> [Document section]:
════════════════════

In recent years, there have been many advances in our understanding of the state of health of Planet Earth. Early ecologists began with a cry into the void, but gradually awareness has widened, and with the active involvement of many researchers, the precariousness of the situation is now becoming increasingly undeniable. This does not mean that we are all in agreement, either about the nature of the problem or the remedy; in fact, there seems to be a hardening polarisation taking place, which may be framed by the following questions: If the advancing destabilisation of the Earth is being caused by human activity, what should we now do about it? What is the appropriate role for humanity on our planet? Do we have the right to cause the collapsing of eco-systems and wide scale species extinctions?
Climate change deniers have, of course, shifted their position in response to the sheer weight of evidence. But rather than abandon the practices that most heavily contribute to the advancing calamity, we seem to be responding with accelerating collective dissociation. Leaders and media commentators often discuss the rectification of the mess that we are creating as a luxury that we cannot afford, that it has to be “balanced” within the concerns of business-as-usual, and that probably future generations will find technological solutions.
As a homeopath and psychotherapist, with thirty years experience in holistic health care, I work on the front line of a very similar polarisation of understanding. In my practice, I am faced day to day with patients suffering with chronic symptoms of toxicity. They consult physicians in the hope of finding a cure, and a return to health. However, what they receive from the health care system is the moderation and control of symptoms with powerful pharmaceutical substances, with the attendant secondary effects of prescribed drugs.
This has come about because mainstream medicine is bound by its limited theories of disease, based in micro-biology and genetics. From that perspective there is no self-regulating, self-healing facility within living organisms, capable of re-establishing health. Such proposals are dismissed as unscientific or dangerous folklore. The idea that the role of medicine could actually be to aid and support this “dynamic force” is considered by some to be heretical.

════════════════════

> [Data for analysis]:
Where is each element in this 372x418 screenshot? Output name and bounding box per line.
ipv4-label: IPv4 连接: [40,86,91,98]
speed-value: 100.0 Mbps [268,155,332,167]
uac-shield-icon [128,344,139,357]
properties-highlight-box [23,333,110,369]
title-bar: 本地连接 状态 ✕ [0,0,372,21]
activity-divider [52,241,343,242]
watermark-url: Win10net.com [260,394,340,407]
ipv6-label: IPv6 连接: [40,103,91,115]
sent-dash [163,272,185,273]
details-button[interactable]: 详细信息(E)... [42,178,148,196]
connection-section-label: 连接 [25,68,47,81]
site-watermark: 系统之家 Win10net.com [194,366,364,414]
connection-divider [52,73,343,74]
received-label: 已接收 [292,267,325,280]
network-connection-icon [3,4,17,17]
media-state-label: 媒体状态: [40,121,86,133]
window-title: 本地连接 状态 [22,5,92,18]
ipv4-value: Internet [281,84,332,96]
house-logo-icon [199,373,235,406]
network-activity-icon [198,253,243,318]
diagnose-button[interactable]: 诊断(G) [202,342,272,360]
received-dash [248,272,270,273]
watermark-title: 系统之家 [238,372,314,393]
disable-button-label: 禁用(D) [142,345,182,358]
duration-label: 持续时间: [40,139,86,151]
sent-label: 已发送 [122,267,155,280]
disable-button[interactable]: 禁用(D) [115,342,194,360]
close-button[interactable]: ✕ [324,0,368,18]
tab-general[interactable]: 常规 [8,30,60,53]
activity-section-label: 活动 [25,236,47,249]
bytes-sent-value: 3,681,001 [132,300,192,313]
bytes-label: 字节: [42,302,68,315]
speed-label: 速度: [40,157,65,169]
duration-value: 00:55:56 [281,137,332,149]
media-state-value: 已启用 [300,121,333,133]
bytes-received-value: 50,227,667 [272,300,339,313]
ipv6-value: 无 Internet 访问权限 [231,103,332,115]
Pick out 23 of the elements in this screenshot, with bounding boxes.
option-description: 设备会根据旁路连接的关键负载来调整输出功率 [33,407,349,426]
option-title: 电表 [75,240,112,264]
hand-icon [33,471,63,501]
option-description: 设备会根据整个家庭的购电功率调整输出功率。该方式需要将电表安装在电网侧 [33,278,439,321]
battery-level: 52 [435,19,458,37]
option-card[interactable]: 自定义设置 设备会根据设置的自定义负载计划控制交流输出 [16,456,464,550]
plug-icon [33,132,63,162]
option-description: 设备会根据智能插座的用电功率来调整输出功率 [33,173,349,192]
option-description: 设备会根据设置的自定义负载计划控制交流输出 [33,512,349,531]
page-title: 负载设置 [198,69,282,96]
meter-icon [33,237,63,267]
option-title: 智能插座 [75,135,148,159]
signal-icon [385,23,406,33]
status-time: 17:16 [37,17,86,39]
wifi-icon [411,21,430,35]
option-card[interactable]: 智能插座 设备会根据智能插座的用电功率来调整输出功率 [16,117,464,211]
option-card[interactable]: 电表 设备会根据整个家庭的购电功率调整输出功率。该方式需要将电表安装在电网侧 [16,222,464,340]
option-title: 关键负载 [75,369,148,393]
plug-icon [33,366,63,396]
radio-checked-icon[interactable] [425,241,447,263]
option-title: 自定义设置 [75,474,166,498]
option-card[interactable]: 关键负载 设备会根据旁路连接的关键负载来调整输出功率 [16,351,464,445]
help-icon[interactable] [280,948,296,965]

════════════════════

> [What to work on]:
1 > Using the passage on planetary and human health, explain in one to three sentences why patients get pharmaceutical control of their symptoms rather than a cure.
2 > Extend the passage on planetary and human health, starting after its last sentence.

> [Answers per task]:
1 > Mainstream medicine is bound by limited theories of disease based in microbiology and genetics. These theories allow for no self-regulating, self-healing facility within living organisms that could re-establish health. The idea of aiding such a "dynamic force" is dismissed as unscientific or dangerous folklore, and some consider it heretical.

2 >
Any practice of medicine, and especially one that is based empirically on well-grounded axioms, should start from the following questions: What is health? What is disease? What is a medicine? What is the role of the physician? These questions frame the practice, and allow evaluation to take place. From a holistic perspective, disease is understood as the disruption of the healthy functioning of the organism, based on a pre-disposition and triggered by a susceptibility in the current environment, and manifesting throughout the organism. The indications of the true nature of the totality of the disease can be perceived as mental, emotional and physical symptoms. Gathering this history is central to the physician’s craft. When taken together as a pattern, this totality of symptoms describe the nature of the problem, and provide pointers to the cure. The symptoms are not the disease, they are the expression or the result. The role of the physician is to perceive the problem and apply the appropriate medicine, according to the laws of nature. A cure is when the root disturbance or cause is resolved. Suppressing symptoms is not enough; doctors know this, patients know it.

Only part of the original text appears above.